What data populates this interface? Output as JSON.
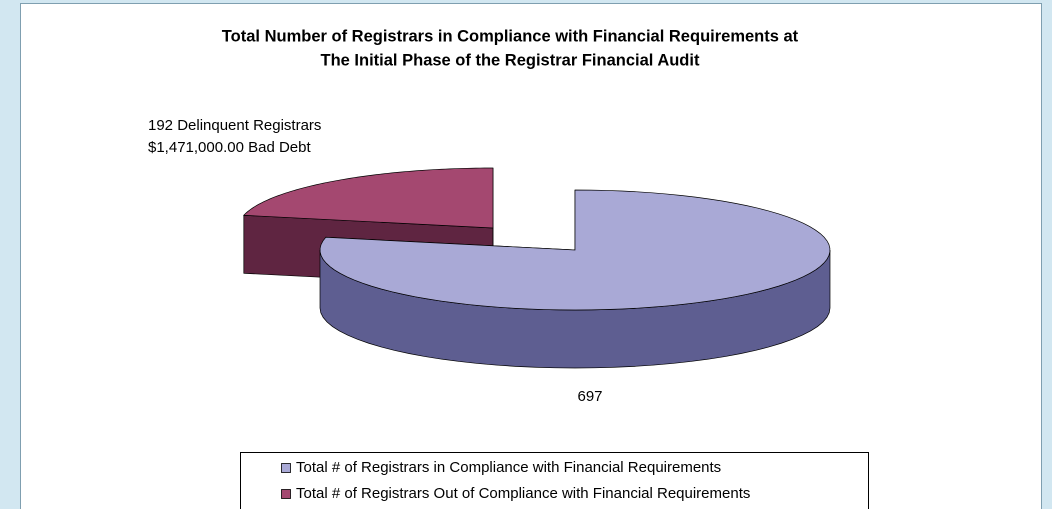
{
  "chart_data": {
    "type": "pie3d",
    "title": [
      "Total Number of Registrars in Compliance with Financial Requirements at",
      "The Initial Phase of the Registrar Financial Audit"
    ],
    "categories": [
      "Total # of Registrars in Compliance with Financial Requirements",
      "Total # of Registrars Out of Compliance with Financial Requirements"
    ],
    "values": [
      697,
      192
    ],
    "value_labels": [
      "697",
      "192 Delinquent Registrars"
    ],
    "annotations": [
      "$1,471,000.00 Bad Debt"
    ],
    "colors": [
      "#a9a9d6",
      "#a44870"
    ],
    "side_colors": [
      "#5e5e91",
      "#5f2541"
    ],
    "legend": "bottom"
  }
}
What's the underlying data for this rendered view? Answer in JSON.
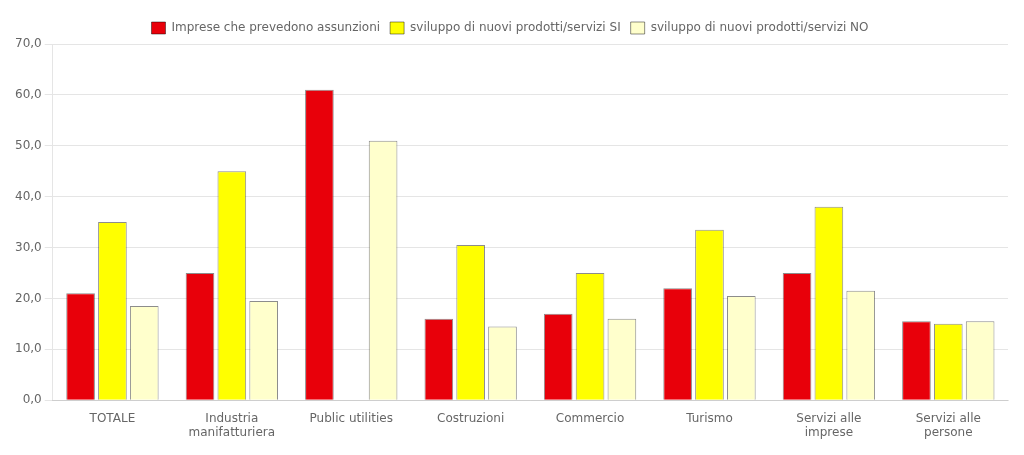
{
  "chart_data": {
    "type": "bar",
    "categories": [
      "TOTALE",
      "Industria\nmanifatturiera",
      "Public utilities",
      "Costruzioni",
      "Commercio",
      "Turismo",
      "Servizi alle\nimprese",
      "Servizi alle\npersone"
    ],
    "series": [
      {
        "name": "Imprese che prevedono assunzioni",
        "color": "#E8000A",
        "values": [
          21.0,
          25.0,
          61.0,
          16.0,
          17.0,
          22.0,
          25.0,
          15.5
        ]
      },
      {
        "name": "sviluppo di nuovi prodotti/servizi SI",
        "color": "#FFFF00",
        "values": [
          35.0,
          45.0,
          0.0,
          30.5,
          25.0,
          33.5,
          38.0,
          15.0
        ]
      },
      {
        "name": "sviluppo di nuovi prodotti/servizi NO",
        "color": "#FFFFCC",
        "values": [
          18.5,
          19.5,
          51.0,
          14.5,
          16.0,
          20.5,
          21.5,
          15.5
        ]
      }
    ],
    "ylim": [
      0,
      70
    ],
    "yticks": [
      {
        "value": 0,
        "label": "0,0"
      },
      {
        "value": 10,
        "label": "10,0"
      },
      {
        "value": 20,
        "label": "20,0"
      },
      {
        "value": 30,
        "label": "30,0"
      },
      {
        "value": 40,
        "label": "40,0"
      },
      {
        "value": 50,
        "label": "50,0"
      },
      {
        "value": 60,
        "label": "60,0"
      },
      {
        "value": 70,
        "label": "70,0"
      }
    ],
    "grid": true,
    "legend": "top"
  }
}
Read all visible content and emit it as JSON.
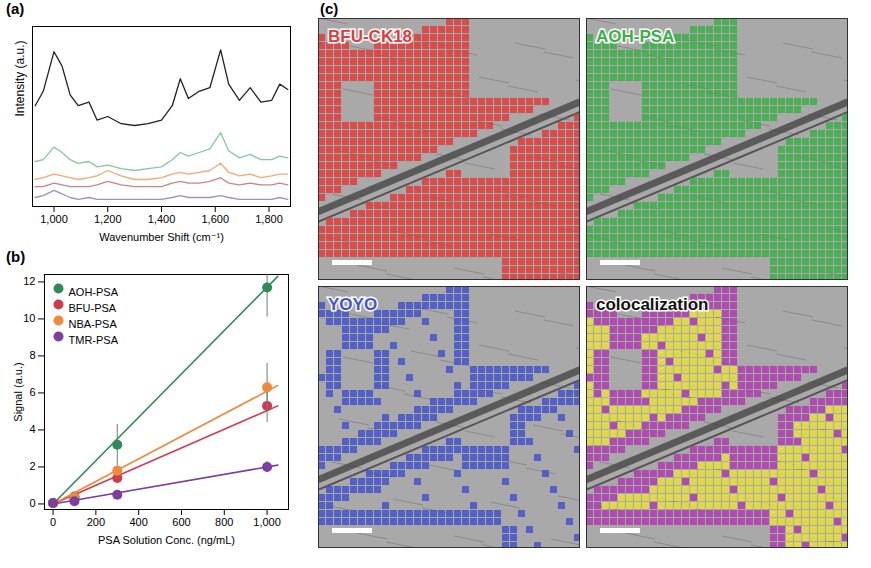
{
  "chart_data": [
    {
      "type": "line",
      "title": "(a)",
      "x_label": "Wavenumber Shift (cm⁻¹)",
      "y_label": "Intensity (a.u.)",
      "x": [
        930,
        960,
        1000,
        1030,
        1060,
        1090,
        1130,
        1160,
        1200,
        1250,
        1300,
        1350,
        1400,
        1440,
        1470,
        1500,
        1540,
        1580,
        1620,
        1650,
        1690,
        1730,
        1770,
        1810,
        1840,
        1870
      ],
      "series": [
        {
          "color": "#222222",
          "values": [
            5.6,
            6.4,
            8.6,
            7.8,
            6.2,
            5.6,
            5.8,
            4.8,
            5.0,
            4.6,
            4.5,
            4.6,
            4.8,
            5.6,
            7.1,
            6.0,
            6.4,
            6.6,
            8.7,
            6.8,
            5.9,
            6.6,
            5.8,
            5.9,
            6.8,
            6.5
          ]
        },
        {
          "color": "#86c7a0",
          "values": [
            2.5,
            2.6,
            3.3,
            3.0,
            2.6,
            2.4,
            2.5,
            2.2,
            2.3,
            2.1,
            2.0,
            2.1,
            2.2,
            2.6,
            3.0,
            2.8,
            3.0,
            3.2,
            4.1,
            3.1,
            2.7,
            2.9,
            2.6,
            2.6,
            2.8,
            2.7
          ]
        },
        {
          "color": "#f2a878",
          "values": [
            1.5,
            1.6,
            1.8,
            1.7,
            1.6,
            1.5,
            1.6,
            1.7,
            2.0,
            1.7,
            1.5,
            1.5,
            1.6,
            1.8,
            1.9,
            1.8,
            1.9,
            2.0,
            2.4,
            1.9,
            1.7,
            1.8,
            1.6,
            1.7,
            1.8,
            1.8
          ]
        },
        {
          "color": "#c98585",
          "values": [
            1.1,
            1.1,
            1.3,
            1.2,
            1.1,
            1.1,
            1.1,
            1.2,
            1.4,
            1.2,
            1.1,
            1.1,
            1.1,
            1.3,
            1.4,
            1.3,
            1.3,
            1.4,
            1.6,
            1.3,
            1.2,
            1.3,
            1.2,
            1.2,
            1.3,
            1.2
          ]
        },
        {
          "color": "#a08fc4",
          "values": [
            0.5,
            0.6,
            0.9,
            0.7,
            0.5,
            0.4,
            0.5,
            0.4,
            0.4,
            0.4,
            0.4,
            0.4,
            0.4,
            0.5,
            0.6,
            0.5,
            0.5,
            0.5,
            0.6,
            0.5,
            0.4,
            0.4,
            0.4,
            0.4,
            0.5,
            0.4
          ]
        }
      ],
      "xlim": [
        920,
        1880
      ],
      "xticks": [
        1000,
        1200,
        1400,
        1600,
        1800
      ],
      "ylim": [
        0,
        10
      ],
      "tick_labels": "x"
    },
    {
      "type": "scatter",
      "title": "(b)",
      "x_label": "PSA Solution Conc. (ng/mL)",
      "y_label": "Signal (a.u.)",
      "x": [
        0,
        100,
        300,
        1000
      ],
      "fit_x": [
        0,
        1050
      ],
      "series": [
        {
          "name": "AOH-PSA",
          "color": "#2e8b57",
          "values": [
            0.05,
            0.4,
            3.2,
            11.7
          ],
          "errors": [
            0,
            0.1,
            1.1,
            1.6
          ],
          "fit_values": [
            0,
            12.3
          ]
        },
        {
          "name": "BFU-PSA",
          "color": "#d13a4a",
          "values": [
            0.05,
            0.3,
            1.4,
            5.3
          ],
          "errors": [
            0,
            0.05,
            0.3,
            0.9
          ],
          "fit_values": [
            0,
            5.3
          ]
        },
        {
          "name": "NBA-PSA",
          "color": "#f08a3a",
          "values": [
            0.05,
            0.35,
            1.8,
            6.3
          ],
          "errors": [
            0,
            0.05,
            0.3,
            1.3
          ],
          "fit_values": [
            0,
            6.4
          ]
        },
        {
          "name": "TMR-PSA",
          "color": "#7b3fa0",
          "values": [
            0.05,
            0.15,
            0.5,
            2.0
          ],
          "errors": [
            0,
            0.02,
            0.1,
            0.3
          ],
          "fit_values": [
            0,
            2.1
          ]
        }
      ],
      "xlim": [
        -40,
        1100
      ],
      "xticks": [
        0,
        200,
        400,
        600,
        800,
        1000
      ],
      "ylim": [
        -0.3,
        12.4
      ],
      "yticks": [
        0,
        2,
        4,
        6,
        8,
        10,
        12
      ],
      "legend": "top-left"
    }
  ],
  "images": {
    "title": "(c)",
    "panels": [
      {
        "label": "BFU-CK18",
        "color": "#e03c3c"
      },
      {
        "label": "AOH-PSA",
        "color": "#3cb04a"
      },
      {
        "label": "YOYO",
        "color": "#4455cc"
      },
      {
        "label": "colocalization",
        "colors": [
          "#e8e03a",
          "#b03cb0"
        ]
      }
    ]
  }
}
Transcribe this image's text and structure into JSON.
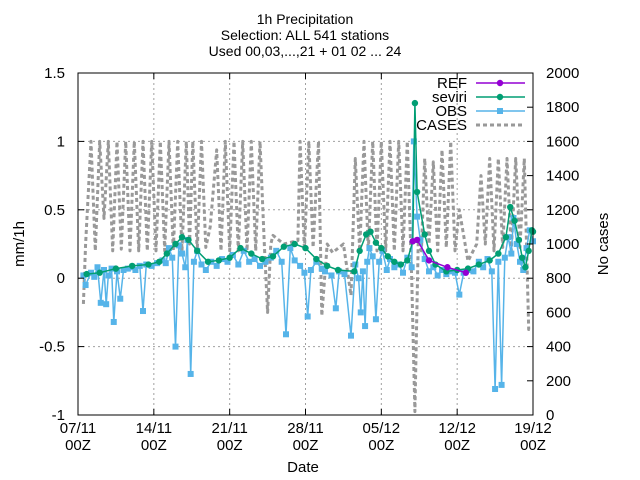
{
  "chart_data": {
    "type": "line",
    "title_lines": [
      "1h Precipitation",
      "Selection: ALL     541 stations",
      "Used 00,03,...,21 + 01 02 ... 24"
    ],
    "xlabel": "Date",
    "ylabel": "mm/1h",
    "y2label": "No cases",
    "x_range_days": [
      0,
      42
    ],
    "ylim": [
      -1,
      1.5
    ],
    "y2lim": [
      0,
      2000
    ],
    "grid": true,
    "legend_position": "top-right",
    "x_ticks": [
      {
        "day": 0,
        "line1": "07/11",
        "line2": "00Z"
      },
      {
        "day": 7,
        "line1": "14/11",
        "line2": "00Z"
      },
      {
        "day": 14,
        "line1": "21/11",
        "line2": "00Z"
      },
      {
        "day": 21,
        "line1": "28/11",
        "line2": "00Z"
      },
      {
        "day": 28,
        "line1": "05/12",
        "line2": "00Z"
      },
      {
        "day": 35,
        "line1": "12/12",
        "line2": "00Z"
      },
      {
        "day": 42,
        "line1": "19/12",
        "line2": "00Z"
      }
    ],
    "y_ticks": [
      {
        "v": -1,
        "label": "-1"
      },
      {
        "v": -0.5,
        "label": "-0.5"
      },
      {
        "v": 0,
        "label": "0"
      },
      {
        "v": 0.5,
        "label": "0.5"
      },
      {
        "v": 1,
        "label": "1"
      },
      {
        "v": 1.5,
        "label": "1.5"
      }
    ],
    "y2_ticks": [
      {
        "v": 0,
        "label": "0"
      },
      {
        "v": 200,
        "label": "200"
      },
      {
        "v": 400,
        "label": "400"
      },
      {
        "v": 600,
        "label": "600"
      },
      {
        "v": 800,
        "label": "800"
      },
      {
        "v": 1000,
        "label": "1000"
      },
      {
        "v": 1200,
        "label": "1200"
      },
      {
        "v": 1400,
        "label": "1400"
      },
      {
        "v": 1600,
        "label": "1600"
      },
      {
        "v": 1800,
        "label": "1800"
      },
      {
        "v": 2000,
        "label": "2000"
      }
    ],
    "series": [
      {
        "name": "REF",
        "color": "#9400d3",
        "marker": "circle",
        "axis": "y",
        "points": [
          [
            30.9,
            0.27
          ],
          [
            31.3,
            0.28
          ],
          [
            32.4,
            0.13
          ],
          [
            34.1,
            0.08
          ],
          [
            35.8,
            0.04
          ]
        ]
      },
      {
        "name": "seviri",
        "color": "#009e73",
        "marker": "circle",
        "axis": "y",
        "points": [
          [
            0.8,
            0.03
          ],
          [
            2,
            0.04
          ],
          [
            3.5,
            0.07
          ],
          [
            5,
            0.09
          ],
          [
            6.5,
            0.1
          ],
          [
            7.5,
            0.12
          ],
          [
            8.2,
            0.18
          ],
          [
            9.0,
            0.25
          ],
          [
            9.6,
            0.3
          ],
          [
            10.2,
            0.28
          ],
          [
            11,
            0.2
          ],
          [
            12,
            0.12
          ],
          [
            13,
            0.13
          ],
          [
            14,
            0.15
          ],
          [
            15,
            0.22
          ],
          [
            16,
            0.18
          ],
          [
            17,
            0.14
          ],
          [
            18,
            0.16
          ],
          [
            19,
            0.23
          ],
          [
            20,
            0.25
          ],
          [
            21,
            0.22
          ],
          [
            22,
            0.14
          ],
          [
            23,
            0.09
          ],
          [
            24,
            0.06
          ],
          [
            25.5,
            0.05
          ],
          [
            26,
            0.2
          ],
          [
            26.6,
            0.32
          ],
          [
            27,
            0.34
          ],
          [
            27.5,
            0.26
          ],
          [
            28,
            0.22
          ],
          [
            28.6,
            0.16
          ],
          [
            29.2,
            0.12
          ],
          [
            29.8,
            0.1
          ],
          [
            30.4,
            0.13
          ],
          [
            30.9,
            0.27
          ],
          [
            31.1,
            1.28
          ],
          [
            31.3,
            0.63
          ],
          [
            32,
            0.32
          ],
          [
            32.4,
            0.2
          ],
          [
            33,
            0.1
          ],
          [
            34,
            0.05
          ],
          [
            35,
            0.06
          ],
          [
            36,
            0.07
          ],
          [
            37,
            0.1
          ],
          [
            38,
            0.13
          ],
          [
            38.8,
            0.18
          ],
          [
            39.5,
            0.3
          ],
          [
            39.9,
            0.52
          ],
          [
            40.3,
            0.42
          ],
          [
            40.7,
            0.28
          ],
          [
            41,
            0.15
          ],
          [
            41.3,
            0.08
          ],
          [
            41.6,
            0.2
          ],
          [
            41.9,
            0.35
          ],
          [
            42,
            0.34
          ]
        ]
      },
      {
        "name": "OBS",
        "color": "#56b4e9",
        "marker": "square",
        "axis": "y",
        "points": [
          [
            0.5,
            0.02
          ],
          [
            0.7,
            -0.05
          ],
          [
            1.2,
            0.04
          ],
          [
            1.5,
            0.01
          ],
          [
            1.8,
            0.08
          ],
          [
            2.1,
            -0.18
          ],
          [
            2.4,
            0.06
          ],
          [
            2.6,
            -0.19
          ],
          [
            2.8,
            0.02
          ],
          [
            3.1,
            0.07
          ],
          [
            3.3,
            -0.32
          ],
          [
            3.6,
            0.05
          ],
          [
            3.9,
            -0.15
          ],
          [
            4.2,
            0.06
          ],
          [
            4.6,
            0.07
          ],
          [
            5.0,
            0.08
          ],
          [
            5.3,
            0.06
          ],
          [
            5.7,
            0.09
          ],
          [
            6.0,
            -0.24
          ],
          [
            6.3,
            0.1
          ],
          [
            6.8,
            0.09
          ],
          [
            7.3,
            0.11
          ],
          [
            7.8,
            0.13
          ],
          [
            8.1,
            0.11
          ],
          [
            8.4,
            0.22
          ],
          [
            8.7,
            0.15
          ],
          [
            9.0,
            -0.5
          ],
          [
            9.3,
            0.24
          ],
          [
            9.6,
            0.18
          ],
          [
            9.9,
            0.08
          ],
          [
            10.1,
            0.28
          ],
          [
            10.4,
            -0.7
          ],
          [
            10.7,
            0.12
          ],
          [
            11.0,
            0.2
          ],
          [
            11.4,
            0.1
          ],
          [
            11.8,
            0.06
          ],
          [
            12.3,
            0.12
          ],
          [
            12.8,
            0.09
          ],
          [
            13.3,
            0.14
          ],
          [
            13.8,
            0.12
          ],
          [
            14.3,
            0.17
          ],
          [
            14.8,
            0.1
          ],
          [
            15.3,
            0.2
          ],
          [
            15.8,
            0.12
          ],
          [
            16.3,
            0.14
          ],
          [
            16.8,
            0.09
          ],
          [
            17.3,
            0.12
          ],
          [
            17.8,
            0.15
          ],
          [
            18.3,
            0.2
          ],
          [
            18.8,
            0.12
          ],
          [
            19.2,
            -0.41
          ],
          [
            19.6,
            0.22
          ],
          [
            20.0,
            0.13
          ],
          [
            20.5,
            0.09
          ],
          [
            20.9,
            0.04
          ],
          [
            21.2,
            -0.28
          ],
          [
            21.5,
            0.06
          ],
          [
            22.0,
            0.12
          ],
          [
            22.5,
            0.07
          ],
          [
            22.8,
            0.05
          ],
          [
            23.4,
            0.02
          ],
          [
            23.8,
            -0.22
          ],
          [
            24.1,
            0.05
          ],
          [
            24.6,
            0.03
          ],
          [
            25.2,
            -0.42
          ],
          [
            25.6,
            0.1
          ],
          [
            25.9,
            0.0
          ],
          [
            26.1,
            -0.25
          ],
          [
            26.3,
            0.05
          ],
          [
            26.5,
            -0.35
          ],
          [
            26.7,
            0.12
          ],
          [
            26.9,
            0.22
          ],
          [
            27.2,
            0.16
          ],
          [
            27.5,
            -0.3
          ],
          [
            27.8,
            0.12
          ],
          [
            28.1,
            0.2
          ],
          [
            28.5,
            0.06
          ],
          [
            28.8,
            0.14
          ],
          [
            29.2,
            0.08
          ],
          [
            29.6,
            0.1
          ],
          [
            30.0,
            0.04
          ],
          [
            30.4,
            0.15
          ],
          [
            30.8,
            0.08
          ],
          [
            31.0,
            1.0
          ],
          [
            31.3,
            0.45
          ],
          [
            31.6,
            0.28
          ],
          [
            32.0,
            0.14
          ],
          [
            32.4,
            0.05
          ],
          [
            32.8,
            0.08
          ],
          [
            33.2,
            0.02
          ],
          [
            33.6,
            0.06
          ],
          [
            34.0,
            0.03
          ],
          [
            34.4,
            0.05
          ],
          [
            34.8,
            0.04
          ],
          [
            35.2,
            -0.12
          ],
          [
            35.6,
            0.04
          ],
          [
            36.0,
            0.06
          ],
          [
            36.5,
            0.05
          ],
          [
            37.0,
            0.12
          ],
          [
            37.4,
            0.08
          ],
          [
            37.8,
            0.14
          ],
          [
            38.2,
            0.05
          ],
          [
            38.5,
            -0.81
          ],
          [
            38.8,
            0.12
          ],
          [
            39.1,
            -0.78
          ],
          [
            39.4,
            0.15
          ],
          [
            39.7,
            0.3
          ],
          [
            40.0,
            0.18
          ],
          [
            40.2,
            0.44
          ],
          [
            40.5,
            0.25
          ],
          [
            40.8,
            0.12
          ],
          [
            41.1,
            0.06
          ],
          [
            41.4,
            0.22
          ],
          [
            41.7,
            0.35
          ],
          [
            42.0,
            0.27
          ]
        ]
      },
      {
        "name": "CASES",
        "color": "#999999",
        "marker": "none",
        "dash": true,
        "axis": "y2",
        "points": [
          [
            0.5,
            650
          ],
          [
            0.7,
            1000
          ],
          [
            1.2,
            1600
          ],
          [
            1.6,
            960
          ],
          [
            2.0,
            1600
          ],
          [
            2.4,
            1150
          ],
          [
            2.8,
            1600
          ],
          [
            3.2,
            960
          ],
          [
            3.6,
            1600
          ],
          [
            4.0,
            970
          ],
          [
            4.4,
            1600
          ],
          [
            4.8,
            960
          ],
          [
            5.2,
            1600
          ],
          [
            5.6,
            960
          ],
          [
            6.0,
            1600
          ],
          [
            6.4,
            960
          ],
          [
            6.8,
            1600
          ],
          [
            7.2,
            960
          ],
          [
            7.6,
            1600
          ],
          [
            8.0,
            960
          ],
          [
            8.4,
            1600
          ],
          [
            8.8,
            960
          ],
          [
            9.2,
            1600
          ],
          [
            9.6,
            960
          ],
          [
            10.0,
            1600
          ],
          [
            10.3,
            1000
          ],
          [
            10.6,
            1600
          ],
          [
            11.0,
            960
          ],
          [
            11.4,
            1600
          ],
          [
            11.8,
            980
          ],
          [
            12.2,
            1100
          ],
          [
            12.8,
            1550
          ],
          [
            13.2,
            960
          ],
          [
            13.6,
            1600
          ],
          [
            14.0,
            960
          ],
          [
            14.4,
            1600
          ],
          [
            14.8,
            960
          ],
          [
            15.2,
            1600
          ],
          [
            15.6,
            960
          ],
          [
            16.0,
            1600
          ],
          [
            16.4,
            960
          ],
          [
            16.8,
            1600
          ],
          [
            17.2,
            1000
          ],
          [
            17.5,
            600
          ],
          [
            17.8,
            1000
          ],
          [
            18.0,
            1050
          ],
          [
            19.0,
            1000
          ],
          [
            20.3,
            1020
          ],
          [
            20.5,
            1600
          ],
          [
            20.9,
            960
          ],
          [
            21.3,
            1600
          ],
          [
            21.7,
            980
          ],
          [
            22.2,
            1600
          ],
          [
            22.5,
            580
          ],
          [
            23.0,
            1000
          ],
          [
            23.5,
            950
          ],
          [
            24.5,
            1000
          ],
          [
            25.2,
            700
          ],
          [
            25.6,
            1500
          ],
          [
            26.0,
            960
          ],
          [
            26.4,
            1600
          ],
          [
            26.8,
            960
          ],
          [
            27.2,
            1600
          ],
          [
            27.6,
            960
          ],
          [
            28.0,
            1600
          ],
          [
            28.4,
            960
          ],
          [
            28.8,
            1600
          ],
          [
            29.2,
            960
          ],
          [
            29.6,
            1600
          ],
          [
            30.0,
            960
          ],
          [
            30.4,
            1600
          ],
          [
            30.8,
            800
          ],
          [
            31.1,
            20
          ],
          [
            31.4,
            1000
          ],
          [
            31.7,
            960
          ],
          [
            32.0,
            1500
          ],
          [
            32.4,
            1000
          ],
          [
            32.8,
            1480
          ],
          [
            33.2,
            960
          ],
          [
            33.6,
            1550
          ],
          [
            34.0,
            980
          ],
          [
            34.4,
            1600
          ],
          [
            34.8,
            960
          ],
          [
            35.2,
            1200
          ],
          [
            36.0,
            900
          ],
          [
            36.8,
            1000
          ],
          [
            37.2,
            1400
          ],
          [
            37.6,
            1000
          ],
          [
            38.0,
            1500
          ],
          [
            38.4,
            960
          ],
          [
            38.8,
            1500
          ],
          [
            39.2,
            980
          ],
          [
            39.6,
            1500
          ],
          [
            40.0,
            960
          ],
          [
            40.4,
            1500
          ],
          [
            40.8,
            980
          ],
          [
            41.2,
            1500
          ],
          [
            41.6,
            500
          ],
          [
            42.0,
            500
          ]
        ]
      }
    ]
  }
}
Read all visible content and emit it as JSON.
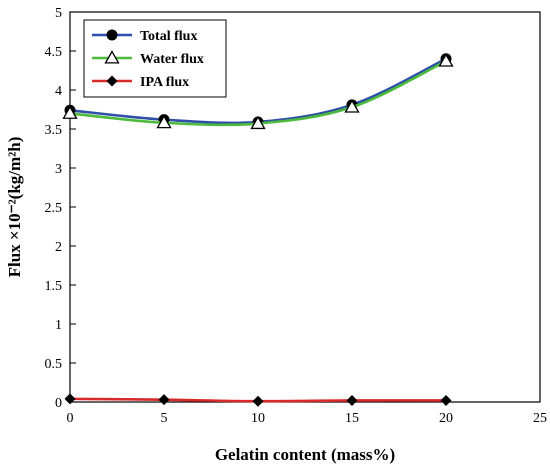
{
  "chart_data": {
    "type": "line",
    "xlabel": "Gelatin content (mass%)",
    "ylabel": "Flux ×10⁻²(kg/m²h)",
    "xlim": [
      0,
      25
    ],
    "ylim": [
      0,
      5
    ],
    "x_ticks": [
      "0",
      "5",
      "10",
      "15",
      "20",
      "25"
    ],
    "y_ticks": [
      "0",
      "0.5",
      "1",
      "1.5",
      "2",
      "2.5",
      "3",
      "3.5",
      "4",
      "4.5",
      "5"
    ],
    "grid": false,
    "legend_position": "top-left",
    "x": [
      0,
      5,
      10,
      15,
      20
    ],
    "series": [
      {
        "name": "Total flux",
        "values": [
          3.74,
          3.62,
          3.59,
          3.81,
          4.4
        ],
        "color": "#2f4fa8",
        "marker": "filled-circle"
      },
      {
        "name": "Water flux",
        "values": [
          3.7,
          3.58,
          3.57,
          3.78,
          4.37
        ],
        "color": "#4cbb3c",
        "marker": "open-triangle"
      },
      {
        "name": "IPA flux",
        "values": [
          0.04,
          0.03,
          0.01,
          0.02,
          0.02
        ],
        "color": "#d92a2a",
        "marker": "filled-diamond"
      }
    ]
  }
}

══════

= What you have to do =
Look through the entries and find each line that has the string "Compliance". Copy those lines.

= Result of the exercise =
      "Total Number of Registrars in Compliance with Financial Requirements at",
      "Total # of Registrars in Compliance with Financial Requirements",
      "Total # of Registrars Out of Compliance with Financial Requirements"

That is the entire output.